**GIVEN INSTRUCTION:**
Tally the lines that include "forgymnasial". Output the number only.

* * * * * * * * *

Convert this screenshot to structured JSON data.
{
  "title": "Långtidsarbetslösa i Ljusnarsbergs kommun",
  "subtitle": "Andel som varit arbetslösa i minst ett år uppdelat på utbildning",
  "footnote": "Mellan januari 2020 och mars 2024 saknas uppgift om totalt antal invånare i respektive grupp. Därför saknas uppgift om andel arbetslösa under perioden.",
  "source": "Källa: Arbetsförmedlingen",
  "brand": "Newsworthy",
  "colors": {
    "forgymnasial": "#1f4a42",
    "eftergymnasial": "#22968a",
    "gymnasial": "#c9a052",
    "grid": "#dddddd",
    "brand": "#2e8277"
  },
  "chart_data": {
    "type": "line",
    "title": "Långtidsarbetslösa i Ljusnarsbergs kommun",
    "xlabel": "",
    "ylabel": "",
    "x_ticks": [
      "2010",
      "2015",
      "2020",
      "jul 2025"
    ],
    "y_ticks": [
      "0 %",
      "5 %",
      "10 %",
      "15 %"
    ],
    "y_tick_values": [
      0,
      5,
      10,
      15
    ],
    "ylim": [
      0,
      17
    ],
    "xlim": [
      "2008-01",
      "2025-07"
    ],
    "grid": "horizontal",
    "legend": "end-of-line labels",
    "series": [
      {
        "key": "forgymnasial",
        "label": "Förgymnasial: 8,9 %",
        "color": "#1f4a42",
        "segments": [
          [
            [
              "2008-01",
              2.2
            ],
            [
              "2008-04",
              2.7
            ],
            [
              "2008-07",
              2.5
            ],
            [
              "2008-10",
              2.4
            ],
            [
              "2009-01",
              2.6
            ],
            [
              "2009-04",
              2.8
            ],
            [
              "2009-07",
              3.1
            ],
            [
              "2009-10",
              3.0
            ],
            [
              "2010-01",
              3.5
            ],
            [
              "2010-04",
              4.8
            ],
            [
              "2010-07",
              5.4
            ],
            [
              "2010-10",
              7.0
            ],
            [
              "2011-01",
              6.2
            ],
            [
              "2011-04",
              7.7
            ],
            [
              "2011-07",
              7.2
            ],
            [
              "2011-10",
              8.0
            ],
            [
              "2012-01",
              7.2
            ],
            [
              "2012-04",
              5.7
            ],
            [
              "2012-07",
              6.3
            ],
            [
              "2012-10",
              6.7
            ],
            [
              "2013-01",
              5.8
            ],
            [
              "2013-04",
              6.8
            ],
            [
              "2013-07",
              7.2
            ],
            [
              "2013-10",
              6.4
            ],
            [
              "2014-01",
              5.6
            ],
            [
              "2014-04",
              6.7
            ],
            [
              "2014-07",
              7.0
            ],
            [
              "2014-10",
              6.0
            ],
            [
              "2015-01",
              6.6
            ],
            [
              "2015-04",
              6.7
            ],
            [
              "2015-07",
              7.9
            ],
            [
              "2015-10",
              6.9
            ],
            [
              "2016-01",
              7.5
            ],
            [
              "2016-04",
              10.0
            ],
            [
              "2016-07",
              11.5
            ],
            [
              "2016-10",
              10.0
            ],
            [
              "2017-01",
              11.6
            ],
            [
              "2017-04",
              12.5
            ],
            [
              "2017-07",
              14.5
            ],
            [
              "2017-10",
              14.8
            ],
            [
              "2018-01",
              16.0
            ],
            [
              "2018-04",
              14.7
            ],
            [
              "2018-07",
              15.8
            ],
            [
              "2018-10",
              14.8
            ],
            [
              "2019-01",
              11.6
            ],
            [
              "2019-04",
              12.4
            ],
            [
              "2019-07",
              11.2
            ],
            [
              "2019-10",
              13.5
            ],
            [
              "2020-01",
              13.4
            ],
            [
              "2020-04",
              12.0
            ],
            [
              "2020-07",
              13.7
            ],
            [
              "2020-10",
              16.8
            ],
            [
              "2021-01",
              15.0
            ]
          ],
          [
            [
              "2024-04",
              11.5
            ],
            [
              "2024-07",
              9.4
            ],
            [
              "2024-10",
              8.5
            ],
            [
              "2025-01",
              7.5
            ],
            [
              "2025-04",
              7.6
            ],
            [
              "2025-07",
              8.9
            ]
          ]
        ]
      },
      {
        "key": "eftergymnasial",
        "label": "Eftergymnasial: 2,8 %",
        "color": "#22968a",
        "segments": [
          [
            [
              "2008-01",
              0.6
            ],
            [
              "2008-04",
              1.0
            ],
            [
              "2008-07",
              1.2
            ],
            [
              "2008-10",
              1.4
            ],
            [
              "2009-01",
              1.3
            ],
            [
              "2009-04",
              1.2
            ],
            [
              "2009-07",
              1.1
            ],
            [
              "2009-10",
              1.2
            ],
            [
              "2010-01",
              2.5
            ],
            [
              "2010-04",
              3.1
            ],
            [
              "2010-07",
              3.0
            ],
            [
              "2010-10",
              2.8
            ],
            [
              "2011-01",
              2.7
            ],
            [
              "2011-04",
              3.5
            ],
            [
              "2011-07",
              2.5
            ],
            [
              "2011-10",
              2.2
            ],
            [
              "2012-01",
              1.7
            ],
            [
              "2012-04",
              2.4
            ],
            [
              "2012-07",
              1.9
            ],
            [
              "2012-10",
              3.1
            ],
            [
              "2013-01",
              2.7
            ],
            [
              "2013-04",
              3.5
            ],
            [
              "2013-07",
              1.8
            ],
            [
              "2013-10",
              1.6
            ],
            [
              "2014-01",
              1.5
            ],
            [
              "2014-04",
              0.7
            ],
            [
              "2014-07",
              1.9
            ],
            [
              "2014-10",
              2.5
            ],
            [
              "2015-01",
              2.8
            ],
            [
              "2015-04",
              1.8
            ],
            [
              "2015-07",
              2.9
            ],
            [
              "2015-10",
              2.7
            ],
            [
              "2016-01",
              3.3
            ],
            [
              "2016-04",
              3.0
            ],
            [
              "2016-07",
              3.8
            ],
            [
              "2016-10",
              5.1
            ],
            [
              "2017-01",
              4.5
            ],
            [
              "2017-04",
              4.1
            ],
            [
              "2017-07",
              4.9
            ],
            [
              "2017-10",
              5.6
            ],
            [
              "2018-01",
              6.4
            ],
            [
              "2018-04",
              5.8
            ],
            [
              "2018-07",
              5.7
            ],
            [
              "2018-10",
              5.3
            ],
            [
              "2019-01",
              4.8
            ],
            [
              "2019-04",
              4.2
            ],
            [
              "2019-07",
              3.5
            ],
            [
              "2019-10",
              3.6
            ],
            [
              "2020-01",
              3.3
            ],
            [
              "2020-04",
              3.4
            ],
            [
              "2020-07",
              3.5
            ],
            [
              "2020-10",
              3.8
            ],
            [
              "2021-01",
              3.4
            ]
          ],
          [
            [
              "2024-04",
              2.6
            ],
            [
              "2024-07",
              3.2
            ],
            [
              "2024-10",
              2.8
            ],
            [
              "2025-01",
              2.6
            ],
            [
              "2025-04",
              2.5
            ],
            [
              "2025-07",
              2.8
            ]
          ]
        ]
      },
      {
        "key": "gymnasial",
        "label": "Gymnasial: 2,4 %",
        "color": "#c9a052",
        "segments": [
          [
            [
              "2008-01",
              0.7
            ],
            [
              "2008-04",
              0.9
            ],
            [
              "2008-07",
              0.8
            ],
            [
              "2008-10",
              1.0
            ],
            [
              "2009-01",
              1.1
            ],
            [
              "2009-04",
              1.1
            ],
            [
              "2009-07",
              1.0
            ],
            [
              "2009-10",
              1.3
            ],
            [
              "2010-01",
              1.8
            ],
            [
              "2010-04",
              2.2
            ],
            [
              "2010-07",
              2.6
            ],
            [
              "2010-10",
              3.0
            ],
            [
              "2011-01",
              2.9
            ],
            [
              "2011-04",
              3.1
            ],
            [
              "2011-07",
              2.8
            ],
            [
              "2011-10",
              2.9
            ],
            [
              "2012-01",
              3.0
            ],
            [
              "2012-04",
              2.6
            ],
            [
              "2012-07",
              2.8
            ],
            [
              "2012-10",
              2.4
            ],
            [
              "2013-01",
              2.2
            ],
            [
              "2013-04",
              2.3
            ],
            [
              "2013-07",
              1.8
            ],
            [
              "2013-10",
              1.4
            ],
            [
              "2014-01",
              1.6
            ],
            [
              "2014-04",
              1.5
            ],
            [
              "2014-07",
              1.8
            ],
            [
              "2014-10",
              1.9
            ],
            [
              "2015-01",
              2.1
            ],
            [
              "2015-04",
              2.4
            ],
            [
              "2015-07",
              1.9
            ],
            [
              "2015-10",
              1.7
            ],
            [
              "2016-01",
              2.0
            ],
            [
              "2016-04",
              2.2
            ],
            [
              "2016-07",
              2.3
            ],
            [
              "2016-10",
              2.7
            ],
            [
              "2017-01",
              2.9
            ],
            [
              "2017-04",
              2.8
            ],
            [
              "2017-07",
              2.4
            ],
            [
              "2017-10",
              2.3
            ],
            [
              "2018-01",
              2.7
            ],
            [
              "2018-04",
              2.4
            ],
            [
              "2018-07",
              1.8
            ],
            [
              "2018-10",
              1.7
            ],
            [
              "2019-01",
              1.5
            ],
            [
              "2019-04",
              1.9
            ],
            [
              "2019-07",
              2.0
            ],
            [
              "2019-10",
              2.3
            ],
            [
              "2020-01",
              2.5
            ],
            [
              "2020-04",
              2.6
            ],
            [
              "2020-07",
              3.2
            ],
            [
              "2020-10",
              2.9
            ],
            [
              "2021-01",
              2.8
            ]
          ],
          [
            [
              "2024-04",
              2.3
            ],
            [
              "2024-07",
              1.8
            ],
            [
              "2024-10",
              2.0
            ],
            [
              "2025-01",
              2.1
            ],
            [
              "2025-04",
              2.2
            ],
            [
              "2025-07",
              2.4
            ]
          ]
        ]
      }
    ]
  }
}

* * * * * * * * *

**RESPONSE TO THE EXERCISE:**
2